### Set exercise
Of the lines in the entries, how many hold the word "биологического"? Give that number alone.

### Given entries
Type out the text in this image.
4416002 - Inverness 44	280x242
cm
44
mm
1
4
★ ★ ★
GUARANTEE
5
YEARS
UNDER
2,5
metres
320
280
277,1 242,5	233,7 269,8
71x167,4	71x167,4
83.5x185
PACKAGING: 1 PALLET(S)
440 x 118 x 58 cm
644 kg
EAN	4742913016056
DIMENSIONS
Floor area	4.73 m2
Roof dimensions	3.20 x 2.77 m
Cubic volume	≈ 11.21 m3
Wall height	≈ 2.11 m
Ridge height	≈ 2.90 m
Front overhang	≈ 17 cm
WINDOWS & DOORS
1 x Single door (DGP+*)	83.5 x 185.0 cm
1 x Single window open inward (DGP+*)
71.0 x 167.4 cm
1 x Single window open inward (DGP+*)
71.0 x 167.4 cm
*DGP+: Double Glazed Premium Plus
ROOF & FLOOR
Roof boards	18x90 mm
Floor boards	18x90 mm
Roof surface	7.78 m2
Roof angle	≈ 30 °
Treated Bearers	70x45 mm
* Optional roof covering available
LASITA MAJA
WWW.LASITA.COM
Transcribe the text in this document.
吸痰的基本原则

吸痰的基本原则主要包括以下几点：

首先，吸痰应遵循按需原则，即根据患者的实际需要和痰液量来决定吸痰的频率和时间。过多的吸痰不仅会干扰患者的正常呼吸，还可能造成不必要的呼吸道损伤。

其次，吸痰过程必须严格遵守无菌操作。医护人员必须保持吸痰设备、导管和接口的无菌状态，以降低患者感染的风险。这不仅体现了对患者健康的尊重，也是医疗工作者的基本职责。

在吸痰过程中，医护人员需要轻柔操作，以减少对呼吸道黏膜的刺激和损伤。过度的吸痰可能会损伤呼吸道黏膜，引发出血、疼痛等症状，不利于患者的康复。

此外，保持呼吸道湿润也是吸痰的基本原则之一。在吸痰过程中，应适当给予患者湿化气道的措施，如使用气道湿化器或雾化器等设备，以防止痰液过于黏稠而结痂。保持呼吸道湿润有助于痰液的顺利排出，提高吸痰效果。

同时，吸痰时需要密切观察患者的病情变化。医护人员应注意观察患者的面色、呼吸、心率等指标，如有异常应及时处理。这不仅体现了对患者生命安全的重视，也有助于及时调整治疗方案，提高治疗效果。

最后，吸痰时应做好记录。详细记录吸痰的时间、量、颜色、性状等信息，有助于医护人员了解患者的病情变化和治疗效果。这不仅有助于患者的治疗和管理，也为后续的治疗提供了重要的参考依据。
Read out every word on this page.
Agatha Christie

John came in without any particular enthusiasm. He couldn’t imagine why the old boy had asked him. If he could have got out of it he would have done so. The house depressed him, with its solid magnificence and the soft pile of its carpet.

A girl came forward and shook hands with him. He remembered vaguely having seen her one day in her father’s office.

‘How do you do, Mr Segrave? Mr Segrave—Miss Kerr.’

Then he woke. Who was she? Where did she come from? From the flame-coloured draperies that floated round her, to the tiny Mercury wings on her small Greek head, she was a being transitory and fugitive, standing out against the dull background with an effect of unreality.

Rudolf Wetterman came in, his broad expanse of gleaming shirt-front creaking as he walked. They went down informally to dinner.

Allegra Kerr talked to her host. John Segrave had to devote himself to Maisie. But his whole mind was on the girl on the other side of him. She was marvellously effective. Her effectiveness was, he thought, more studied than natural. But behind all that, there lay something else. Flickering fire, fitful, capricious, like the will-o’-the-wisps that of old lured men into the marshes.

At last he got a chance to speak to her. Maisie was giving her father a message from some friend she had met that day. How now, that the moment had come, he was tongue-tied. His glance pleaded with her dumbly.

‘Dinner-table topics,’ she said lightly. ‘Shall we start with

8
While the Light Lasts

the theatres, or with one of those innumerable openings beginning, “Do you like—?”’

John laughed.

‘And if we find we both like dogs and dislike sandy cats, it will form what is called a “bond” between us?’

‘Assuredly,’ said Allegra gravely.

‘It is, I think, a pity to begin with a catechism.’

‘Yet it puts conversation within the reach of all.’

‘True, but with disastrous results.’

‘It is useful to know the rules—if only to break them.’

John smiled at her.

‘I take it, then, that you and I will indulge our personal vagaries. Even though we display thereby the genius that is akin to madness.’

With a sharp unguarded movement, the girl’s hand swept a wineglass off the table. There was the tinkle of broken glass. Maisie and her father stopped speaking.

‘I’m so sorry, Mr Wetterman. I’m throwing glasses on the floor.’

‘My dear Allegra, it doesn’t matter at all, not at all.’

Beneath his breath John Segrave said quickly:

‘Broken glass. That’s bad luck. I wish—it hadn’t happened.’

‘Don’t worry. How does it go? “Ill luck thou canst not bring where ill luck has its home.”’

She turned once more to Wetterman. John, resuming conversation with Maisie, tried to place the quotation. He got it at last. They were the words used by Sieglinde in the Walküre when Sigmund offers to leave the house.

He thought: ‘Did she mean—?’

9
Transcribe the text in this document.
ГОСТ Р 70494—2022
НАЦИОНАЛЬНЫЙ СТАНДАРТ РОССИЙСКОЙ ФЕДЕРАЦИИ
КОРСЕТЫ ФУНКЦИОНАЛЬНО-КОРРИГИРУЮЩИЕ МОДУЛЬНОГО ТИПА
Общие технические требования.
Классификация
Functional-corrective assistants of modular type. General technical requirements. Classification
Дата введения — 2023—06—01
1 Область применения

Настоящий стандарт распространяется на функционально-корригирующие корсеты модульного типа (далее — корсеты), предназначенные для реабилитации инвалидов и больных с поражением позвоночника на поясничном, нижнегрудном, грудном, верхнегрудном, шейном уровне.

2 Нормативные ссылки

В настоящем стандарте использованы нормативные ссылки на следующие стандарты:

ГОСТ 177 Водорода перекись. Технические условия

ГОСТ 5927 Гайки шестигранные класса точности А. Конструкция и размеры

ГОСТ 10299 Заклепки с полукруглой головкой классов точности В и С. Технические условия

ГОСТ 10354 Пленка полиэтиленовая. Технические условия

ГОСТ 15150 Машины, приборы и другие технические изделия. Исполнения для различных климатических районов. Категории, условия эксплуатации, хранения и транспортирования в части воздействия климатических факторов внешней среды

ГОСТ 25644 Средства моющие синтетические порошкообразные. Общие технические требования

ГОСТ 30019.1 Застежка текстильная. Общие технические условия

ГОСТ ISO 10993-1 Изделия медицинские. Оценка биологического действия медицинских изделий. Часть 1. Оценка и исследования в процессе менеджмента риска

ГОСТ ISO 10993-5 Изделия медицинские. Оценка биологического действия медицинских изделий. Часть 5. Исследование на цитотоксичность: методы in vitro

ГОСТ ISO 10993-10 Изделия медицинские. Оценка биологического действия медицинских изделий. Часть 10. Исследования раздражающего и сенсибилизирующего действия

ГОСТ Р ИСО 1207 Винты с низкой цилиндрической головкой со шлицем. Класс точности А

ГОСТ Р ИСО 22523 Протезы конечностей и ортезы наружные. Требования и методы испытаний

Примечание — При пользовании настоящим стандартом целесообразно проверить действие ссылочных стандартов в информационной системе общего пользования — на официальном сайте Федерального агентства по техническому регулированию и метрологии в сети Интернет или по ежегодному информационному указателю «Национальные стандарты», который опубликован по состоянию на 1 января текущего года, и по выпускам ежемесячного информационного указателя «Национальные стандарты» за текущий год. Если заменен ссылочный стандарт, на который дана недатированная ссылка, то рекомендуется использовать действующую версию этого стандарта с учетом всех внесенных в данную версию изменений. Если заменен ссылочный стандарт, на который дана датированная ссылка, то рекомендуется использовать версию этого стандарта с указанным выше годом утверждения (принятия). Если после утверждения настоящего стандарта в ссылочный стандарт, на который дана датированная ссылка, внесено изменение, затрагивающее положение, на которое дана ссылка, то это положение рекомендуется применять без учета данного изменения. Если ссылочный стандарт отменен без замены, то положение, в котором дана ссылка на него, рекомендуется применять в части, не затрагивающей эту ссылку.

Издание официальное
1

### Problem solution
3